Bencana
Goenawan Mohamad ; Esais, Mantan Pemimpin Redaksi Majalah Tempo
|
TEMPO.CO, 05 Januari 2015
10 Mei 1883, seorang penjaga
mercusuar di sebuah titik di Laut Jawa merasa bahwa fondasi menara itu
beralih. Laut tampak berubah putih, seakan-akan sejenak beku, seperti cermin
yang menakutkan.
Itulah tanda-tanda awal tsunami
dan ledakan besar Krakatau yang dicatat dan digambarkan kembali oleh Simon
Winchester dalam Krakatoa: The Day the
World Exploded: August 27, 1883.
Dari pelbagai dokumen sejarah,
kita tahu betapa mengerikannya bencana itu. Hampir seluruh Pulau Krakatau
lenyap. Energi yang menggelegak dari letusan itu diperkirakan empat kali
lebih besar ketimbang ledakan bom thermonuklir. Asap vulkanis yang membubung
ke angkasa mengitari bumi beberapa bulan. Warna langit senja di mana-mana
berubah, sampai ke New York. Bahkan merah dan jingga yang tampak di latar
lukisan Edvard Munch yang terkenal, "Teriakan yang menggambarkan wajah
seseorang yang ketakutan” diduga berasal dari efek Krakatau di angkasa
Norwegia.
Sekitar 40 ribu orang tewas.
Tsunami yang berbareng dengan ledakan itu mengempaskan gelombang setinggi 40
meter dan menghancurkan Kota Merak dan sebagian wilayah Lampung.
Seratus dua puluh tahun sebelum
Winchester menuliskan bukunya, hanya dua bulan setelah bencana besar itu,
sudah ada sebuah naskah yang ditulis seseorang yang tak dikenal, yang merekam
kesaksiannya. Syair Lampung Karam,
terbit pada 1883, ditulis dalam aksara Jawi. Penulisnya Muhammad Saleh. Bulan
ini, naskah itu terbit sebagai Krakatau:
The Tale of Lampung Submerged, dalam bahasa asli dan bahasa Inggris,
terjemahan John H. McGlynn dari The
Lontar Foundation.
Mula-mula, pada bulan Rajab,
demikian syair ini bercerita, turun abu putih sampai setebal "dua
jari". Kemudian suara gemuruh menggelegar dan angin kencang melabrak.
☆ ☆ ☆ ☆ ☆ ☆ ☆
* [Tujuan 1]
Terjemahkan kalimat "Hampir seluruh Pulau Krakatau lenyap." dari teks tentang bencana Krakatau ke dalam bahasa Inggris.

Catatan area tata letak:
☆ ☆ ☆ ☆ ☆ ☆ ☆
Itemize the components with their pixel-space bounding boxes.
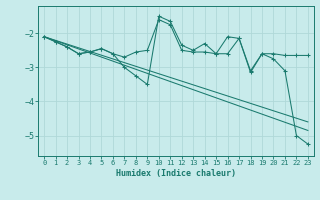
X-axis label: Humidex (Indice chaleur): Humidex (Indice chaleur): [116, 169, 236, 178]
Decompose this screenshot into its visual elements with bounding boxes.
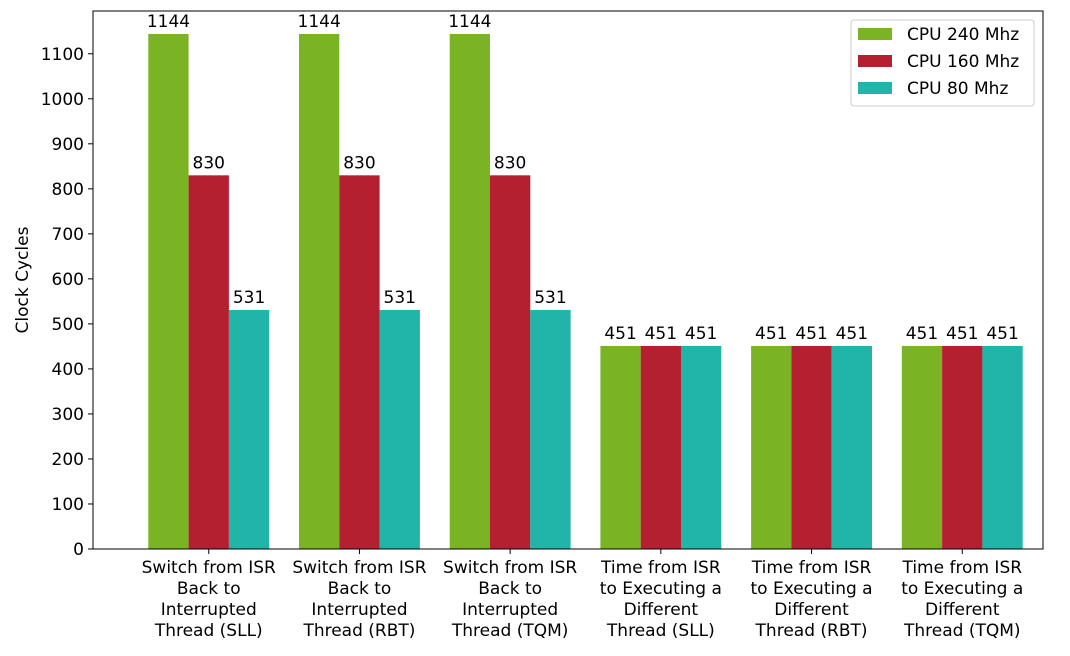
x-tick-label: Different <box>925 600 1000 620</box>
x-tick-label: to Executing a <box>901 579 1023 599</box>
bar-2-5 <box>791 345 832 549</box>
x-tick-label: Thread (RBT) <box>302 621 415 641</box>
bar-3-3 <box>530 309 571 549</box>
bar-3-4 <box>681 345 722 549</box>
plot-frame <box>92 10 1044 550</box>
bar-3-6 <box>982 345 1023 549</box>
data-label: 531 <box>233 288 265 308</box>
y-tick-label: 0 <box>73 540 84 560</box>
x-tick-label: Interrupted <box>161 600 257 620</box>
y-tick-label: 100 <box>52 495 84 515</box>
x-tick-label: Different <box>774 600 849 620</box>
y-tick-label: 300 <box>52 405 84 425</box>
data-label: 531 <box>534 288 566 308</box>
data-label: 451 <box>645 324 677 344</box>
data-label: 451 <box>685 324 717 344</box>
bar-3-2 <box>379 309 420 549</box>
bar-1-6 <box>901 345 943 549</box>
data-label: 1144 <box>448 12 491 32</box>
x-tick-label: Thread (TQM) <box>451 621 569 641</box>
data-label: 451 <box>755 324 787 344</box>
legend-swatch-3 <box>858 82 892 94</box>
y-tick-label: 1100 <box>41 45 84 65</box>
x-tick-label: Time from ISR <box>751 558 872 578</box>
x-tick-label: Thread (RBT) <box>755 621 868 641</box>
y-tick-label: 200 <box>52 450 84 470</box>
y-tick-label: 1000 <box>41 90 84 110</box>
x-tick-label: to Executing a <box>600 579 722 599</box>
y-tick-label: 700 <box>52 225 84 245</box>
y-axis-title: Clock Cycles <box>13 226 33 333</box>
y-tick-label: 900 <box>52 135 84 155</box>
data-label: 451 <box>604 324 636 344</box>
x-tick-label: Switch from ISR <box>292 558 426 578</box>
y-tick-label: 400 <box>52 360 84 380</box>
bar-2-4 <box>640 345 682 549</box>
x-tick-label: Back to <box>177 579 241 599</box>
x-tick-label: Different <box>624 600 699 620</box>
legend-swatch-2 <box>858 55 892 67</box>
x-tick-label: Interrupted <box>462 600 558 620</box>
x-tick-label: Back to <box>478 579 542 599</box>
data-label: 451 <box>986 324 1018 344</box>
data-label: 1144 <box>147 12 190 32</box>
bars-layer <box>148 33 1023 549</box>
data-label: 830 <box>494 153 526 173</box>
legend-swatch-1 <box>858 28 892 40</box>
legend-label-1: CPU 240 Mhz <box>907 25 1019 45</box>
data-label: 451 <box>946 324 978 344</box>
legend: CPU 240 Mhz CPU 160 Mhz CPU 80 Mhz <box>850 19 1035 107</box>
bar-2-2 <box>339 175 380 549</box>
x-tick-label: Time from ISR <box>901 558 1022 578</box>
y-tick-label: 500 <box>52 315 84 335</box>
data-label: 531 <box>384 288 416 308</box>
x-tick-label: Switch from ISR <box>443 558 577 578</box>
data-label: 830 <box>343 153 375 173</box>
bar-2-1 <box>188 175 229 549</box>
legend-label-3: CPU 80 Mhz <box>907 79 1008 99</box>
bar-1-1 <box>148 33 189 549</box>
data-labels-layer: 1144 830 531 1144 830 531 1144 830 531 451 451 451 4… <box>147 12 1019 344</box>
data-label: 451 <box>906 324 938 344</box>
x-tick-label: Switch from ISR <box>142 558 276 578</box>
data-label: 451 <box>795 324 827 344</box>
bar-1-3 <box>449 33 491 549</box>
bar-2-6 <box>942 345 983 549</box>
bar-1-4 <box>600 345 641 549</box>
bar-3-1 <box>228 309 270 549</box>
x-tick-label: to Executing a <box>750 579 872 599</box>
legend-label-2: CPU 160 Mhz <box>907 52 1019 72</box>
y-tick-label: 600 <box>52 270 84 290</box>
bar-2-3 <box>490 175 531 549</box>
x-tick-label: Interrupted <box>311 600 407 620</box>
y-tick-label: 800 <box>52 180 84 200</box>
data-label: 830 <box>193 153 225 173</box>
x-tick-label: Thread (TQM) <box>903 621 1021 641</box>
bar-1-5 <box>751 345 792 549</box>
data-label: 1144 <box>298 12 341 32</box>
x-tick-label: Thread (SLL) <box>606 621 715 641</box>
data-label: 451 <box>836 324 868 344</box>
x-tick-label: Time from ISR <box>600 558 721 578</box>
bar-3-5 <box>831 345 873 549</box>
x-tick-label: Back to <box>328 579 392 599</box>
bar-1-2 <box>299 33 340 549</box>
legend-box <box>850 19 1035 107</box>
x-tick-label: Thread (SLL) <box>154 621 263 641</box>
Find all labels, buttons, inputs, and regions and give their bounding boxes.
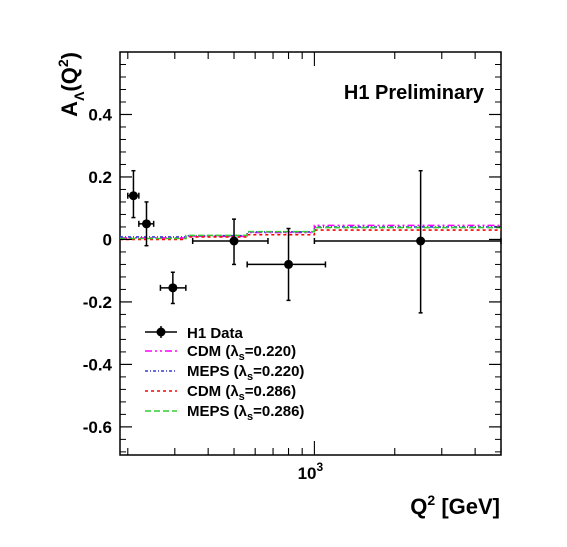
☆ ☆ ☆ ☆ ☆ ☆ ☆
* [Tujuan 2]
Ubah baris-baris catatan mulai dari baris pertama catatan hingga baris yang memuat "Decompose this screenshot", termasuk kedua ujungnya, dengan mengganti "bounding boxes" menjadi "coordinate boxes" tanpa mengubah bagian lain. Tuliskan hanya baris-baris itu dan jangan sertakan gambar dalam jawaban.

* [Jawaban Benar 1]
Almost the entire island of Krakatau vanished.

* [Jawaban Benar 2]
Itemize the components with their pixel-space coordinate boxes.
X-axis label: Humidex (Indice chaleur): Humidex (Indice chaleur): [116, 169, 236, 178]
Decompose this screenshot into its visual elements with coordinate boxes.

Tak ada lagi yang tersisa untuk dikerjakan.